__YOUR OBJECTIVE__. Find the line that contains "Read this page and output its text content." in the entries below. Output it and each later line exactly, and nothing else.
• • • •
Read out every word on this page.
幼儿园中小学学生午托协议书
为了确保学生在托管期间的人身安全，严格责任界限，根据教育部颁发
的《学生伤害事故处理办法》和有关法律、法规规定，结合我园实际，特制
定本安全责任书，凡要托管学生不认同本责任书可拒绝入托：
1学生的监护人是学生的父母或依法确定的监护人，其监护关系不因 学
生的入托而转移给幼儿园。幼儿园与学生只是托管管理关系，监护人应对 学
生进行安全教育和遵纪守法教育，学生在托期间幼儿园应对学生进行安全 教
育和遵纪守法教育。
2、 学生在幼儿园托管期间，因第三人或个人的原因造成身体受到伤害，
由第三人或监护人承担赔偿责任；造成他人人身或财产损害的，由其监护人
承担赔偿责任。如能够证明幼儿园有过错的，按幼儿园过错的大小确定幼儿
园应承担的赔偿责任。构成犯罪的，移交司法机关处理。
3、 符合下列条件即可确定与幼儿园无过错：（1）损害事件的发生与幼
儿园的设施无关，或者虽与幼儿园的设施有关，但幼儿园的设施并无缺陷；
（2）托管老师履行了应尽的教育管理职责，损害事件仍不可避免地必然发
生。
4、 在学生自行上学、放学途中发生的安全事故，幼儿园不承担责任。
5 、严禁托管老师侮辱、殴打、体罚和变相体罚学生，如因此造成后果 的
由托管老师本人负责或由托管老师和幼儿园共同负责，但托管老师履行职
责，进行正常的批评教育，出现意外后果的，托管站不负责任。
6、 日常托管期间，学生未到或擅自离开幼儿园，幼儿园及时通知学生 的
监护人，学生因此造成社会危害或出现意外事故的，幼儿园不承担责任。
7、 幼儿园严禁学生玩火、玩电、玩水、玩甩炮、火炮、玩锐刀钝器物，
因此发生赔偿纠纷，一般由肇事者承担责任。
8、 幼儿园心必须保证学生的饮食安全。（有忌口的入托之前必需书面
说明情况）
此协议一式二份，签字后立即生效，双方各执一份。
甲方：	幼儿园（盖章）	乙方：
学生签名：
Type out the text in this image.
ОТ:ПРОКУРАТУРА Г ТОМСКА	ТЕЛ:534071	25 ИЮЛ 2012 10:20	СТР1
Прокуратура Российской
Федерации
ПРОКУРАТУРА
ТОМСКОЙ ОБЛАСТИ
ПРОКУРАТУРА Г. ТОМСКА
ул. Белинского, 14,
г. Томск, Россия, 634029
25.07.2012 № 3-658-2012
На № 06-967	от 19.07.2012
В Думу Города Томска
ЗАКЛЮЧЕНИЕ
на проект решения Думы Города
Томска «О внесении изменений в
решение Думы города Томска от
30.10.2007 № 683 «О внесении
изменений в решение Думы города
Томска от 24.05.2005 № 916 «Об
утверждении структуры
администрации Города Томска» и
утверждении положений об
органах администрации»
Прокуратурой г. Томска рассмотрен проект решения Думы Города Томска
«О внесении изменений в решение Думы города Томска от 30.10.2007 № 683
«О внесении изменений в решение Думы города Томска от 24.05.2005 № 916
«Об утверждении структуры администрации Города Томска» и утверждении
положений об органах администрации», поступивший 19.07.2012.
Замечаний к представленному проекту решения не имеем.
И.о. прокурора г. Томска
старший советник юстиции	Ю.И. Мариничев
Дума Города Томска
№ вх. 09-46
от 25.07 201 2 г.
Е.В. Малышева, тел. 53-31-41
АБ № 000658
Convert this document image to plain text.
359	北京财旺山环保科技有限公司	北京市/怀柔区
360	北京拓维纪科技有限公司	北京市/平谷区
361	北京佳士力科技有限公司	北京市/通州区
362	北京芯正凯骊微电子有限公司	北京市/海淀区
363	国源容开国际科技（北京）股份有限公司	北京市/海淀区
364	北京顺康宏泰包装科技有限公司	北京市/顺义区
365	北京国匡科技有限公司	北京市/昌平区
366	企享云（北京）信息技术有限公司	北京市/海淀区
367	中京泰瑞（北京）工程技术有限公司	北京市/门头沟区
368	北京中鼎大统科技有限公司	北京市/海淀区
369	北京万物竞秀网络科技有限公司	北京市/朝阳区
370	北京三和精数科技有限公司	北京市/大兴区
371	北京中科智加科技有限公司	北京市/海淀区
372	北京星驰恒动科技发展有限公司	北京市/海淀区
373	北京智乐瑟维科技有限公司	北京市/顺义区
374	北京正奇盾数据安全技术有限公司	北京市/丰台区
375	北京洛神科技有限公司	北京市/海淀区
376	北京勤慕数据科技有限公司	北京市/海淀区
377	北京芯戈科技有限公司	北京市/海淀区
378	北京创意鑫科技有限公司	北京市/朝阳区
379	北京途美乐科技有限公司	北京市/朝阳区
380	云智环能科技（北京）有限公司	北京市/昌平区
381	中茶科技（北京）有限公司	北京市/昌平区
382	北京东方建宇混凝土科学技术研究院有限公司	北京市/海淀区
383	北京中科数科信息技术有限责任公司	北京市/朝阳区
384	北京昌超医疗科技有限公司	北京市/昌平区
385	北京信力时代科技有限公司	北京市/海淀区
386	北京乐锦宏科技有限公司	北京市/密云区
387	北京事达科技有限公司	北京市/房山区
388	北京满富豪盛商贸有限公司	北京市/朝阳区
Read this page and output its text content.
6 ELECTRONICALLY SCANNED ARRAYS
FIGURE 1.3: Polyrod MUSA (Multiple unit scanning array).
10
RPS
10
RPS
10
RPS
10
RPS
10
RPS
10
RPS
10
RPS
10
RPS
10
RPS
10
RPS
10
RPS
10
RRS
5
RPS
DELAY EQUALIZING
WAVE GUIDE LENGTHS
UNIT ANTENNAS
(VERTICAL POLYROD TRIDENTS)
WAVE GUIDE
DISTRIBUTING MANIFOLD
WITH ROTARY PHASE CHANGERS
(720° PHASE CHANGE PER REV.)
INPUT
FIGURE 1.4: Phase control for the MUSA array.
• • • •
__EXPECTED ANSWER__.
Read this page and output its text content.
6 ELECTRONICALLY SCANNED ARRAYS
FIGURE 1.3: Polyrod MUSA (Multiple unit scanning array).
10
RPS
10
RPS
10
RPS
10
RPS
10
RPS
10
RPS
10
RPS
10
RPS
10
RPS
10
RPS
10
RPS
10
RRS
5
RPS
DELAY EQUALIZING
WAVE GUIDE LENGTHS
UNIT ANTENNAS
(VERTICAL POLYROD TRIDENTS)
WAVE GUIDE
DISTRIBUTING MANIFOLD
WITH ROTARY PHASE CHANGERS
(720° PHASE CHANGE PER REV.)
INPUT
FIGURE 1.4: Phase control for the MUSA array.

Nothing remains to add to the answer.